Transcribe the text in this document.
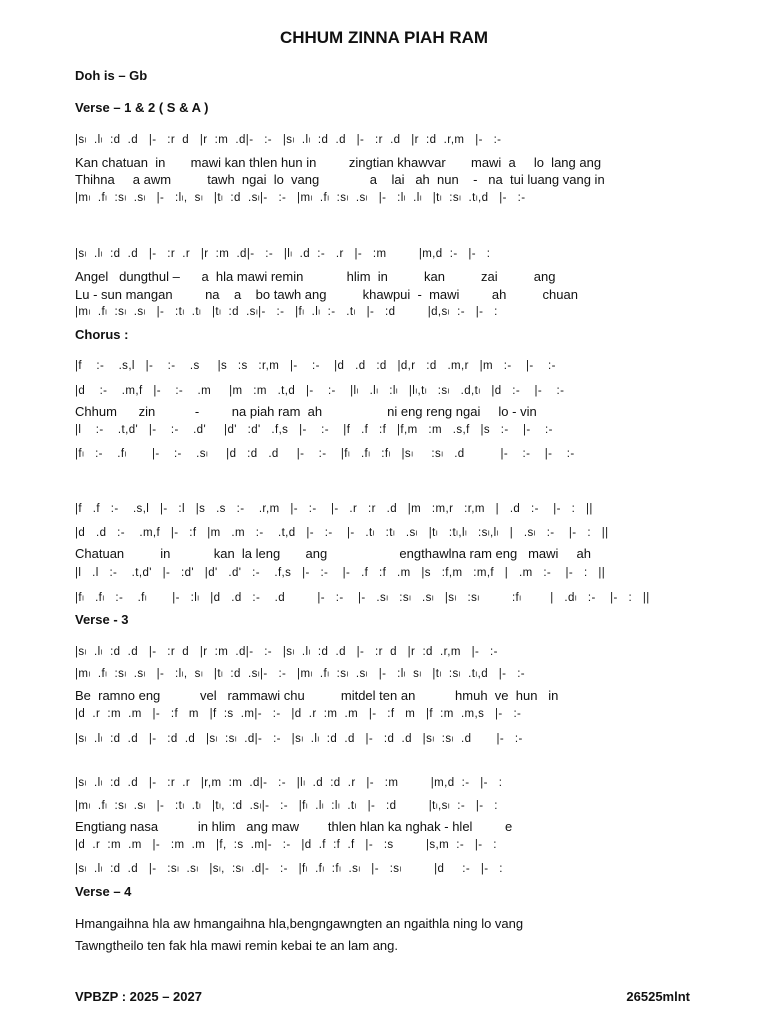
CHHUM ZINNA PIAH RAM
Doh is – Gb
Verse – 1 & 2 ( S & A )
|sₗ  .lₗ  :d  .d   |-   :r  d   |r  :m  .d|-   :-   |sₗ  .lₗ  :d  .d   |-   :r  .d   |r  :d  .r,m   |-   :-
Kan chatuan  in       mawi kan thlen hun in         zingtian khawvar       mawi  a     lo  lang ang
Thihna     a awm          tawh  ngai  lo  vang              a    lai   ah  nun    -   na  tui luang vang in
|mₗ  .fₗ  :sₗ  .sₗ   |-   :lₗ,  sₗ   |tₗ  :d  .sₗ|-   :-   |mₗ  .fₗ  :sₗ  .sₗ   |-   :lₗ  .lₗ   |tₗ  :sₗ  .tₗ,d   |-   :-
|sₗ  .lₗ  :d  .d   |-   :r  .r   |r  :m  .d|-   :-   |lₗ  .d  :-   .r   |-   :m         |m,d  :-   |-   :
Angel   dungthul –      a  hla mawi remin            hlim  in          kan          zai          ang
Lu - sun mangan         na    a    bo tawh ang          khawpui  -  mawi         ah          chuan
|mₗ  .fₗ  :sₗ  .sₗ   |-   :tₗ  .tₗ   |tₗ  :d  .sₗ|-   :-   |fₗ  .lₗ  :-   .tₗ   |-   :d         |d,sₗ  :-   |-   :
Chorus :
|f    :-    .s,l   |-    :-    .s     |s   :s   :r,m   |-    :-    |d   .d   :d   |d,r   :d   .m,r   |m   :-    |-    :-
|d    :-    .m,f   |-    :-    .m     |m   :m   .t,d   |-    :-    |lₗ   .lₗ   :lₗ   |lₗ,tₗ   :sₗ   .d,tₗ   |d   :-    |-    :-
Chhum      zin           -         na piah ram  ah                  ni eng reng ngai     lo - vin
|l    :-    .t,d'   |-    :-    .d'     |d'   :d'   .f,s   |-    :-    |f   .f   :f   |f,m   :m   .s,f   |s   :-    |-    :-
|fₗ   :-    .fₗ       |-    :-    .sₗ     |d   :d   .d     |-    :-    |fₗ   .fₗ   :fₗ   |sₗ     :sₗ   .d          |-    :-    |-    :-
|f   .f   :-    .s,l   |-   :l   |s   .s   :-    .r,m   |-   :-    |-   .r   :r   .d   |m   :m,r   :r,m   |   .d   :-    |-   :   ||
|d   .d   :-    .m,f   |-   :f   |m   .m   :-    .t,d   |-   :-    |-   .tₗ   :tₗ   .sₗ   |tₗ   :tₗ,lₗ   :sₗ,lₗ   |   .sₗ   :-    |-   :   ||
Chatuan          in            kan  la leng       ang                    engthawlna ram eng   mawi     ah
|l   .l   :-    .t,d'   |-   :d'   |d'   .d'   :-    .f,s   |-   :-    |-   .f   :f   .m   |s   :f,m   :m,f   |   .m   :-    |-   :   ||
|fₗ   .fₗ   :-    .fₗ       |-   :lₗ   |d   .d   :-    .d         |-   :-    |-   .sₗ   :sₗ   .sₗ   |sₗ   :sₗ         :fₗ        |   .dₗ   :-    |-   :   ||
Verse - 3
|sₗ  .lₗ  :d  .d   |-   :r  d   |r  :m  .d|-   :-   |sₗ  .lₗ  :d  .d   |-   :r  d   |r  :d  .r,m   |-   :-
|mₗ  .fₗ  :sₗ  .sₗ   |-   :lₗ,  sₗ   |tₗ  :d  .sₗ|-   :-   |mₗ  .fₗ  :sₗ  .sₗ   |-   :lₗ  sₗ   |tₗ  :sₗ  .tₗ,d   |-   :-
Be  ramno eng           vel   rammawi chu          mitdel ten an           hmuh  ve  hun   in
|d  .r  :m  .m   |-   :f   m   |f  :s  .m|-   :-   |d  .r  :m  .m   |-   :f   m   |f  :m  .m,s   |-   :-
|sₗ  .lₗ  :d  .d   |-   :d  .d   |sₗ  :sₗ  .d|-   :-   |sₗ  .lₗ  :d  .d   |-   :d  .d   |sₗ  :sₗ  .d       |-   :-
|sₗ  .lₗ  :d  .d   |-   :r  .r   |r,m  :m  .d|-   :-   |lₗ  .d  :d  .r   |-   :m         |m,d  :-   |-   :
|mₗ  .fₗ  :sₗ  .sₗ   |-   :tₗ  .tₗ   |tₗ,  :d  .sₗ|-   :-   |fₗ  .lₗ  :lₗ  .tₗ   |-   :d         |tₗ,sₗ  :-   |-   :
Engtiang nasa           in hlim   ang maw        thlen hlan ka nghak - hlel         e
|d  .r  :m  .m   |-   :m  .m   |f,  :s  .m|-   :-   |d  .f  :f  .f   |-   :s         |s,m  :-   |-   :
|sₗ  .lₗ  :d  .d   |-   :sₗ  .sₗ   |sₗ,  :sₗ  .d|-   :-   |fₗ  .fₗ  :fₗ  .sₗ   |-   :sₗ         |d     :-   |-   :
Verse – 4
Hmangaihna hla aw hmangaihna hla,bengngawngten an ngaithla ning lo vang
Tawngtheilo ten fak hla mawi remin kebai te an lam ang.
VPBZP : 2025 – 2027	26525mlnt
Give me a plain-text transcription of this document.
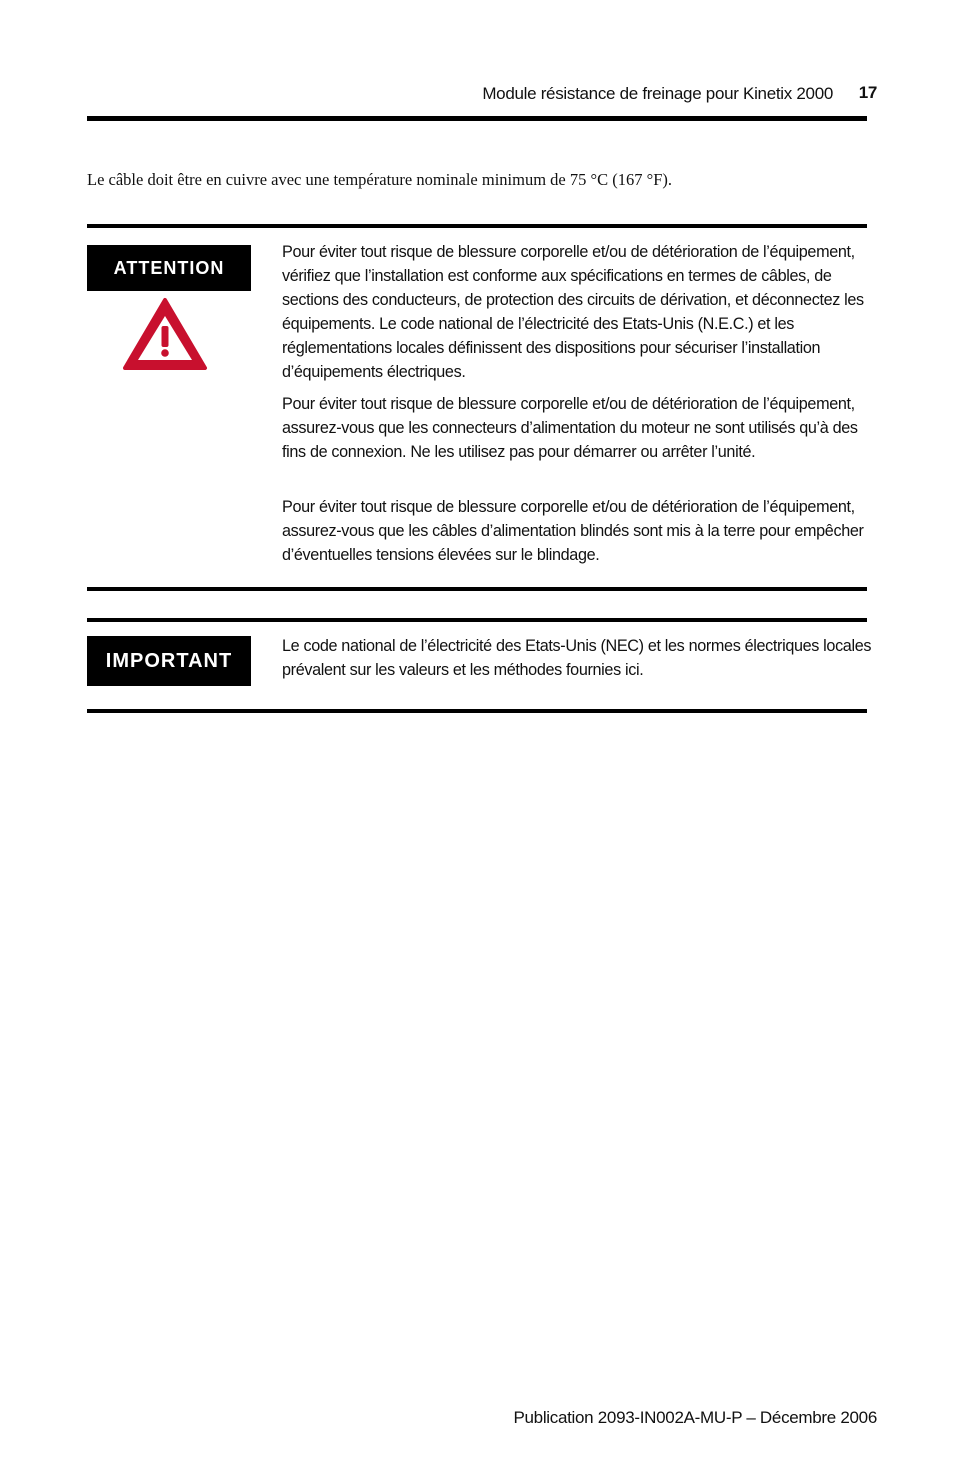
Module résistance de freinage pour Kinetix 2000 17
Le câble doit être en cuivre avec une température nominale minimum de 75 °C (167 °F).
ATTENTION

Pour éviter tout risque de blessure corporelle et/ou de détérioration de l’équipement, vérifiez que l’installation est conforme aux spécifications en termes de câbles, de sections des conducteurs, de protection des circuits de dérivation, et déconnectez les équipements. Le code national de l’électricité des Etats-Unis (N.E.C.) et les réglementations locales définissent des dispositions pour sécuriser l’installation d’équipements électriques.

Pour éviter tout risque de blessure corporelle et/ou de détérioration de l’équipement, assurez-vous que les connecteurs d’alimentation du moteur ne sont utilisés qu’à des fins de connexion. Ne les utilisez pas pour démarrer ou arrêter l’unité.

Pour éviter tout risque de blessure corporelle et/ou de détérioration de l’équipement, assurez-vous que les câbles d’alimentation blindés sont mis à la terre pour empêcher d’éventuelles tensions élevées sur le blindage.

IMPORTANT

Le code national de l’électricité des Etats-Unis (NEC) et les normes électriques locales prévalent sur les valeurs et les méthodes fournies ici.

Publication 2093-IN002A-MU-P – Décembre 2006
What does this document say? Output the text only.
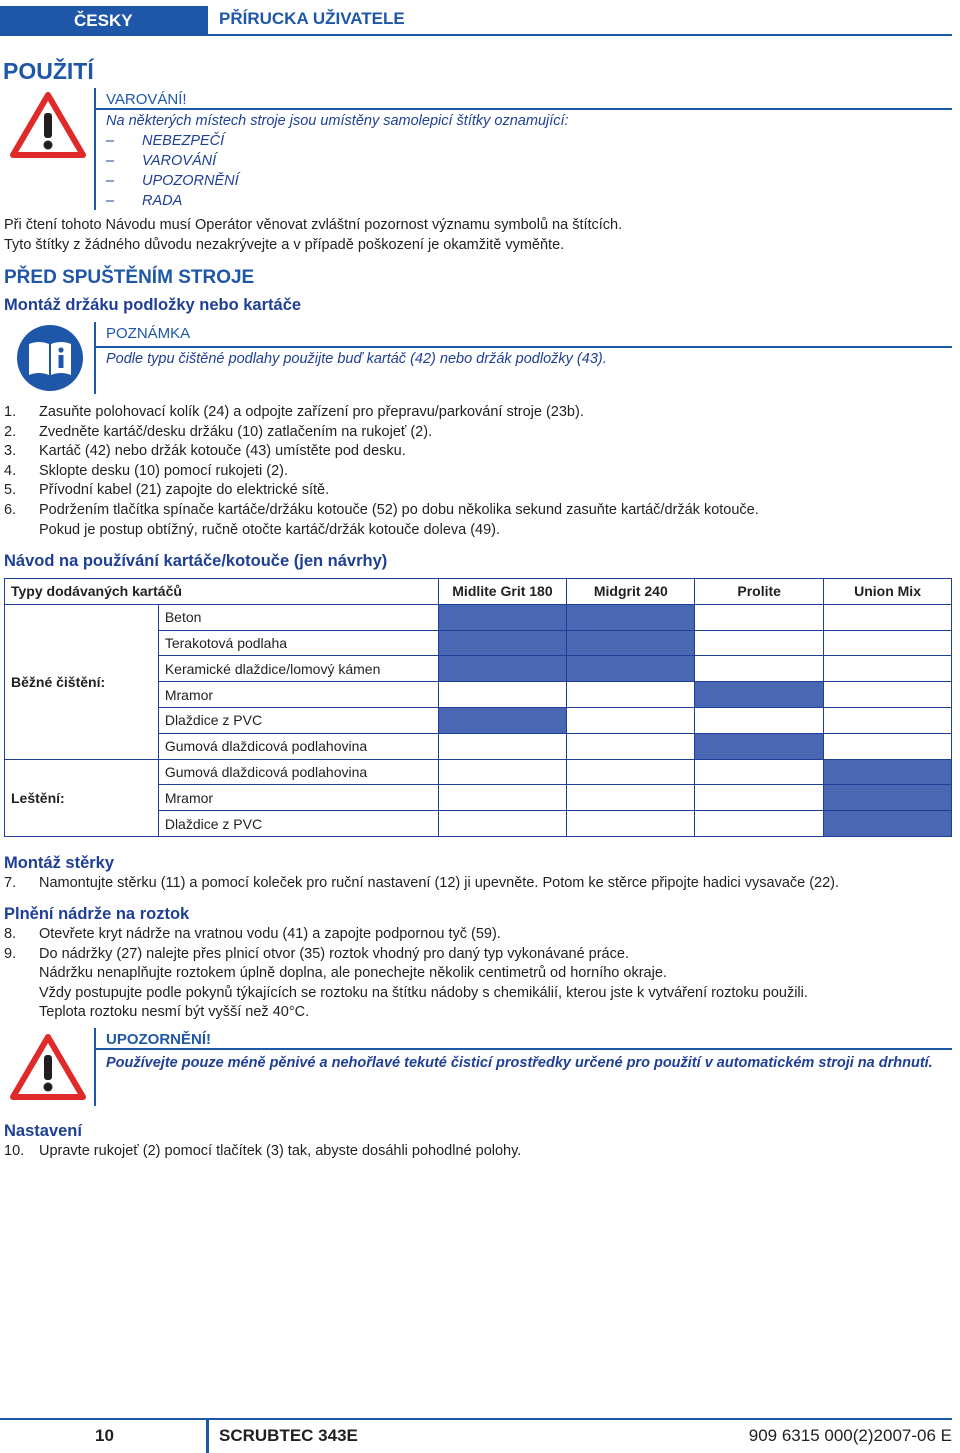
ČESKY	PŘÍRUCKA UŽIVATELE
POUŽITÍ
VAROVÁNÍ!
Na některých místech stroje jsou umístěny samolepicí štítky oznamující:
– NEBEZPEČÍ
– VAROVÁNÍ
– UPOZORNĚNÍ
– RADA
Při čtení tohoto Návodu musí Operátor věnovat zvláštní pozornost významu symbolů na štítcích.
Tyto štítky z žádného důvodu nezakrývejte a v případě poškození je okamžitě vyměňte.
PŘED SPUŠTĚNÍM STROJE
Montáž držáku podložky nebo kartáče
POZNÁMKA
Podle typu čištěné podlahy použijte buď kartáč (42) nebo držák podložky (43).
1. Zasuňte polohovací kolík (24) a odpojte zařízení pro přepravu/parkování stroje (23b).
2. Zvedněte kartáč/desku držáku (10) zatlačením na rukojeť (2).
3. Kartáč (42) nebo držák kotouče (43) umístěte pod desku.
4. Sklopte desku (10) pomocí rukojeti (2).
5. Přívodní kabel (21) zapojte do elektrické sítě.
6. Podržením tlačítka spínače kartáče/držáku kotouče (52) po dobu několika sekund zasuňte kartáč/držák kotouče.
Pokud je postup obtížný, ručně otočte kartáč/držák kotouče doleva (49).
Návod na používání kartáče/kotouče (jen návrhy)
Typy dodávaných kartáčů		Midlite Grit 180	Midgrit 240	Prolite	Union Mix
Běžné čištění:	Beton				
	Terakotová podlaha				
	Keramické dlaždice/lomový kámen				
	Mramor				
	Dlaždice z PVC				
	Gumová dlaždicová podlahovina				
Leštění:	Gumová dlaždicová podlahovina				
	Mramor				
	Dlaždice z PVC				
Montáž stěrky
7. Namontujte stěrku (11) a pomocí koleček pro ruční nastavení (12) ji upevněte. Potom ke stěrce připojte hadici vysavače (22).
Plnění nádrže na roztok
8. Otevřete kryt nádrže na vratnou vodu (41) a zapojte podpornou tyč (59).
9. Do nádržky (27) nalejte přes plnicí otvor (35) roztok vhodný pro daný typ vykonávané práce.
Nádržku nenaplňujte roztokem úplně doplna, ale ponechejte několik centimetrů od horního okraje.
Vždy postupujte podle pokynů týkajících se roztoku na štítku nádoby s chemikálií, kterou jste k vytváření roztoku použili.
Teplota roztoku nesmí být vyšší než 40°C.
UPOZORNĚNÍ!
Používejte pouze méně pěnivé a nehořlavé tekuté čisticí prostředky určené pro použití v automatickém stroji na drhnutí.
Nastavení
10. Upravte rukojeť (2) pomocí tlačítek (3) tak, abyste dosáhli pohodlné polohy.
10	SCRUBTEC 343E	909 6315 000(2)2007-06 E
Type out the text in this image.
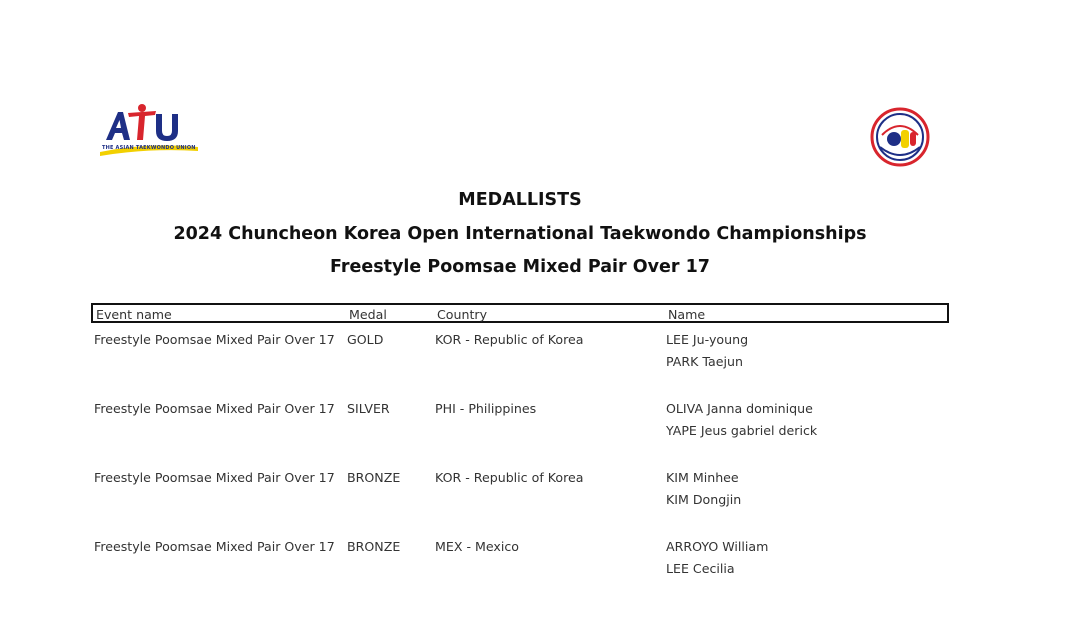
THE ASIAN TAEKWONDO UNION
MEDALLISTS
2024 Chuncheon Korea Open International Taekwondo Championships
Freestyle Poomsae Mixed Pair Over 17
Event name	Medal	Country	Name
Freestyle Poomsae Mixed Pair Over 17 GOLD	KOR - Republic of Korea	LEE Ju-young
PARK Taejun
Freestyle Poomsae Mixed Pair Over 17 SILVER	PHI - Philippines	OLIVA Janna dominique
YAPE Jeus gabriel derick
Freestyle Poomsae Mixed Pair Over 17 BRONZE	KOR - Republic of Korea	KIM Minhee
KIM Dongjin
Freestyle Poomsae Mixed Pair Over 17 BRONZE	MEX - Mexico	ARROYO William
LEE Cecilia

Work required:
Extract from the data every line where "podlahovina" shows up.

Exercise answer:
	Gumová dlaždicová podlahovina				
Leštění:	Gumová dlaždicová podlahovina				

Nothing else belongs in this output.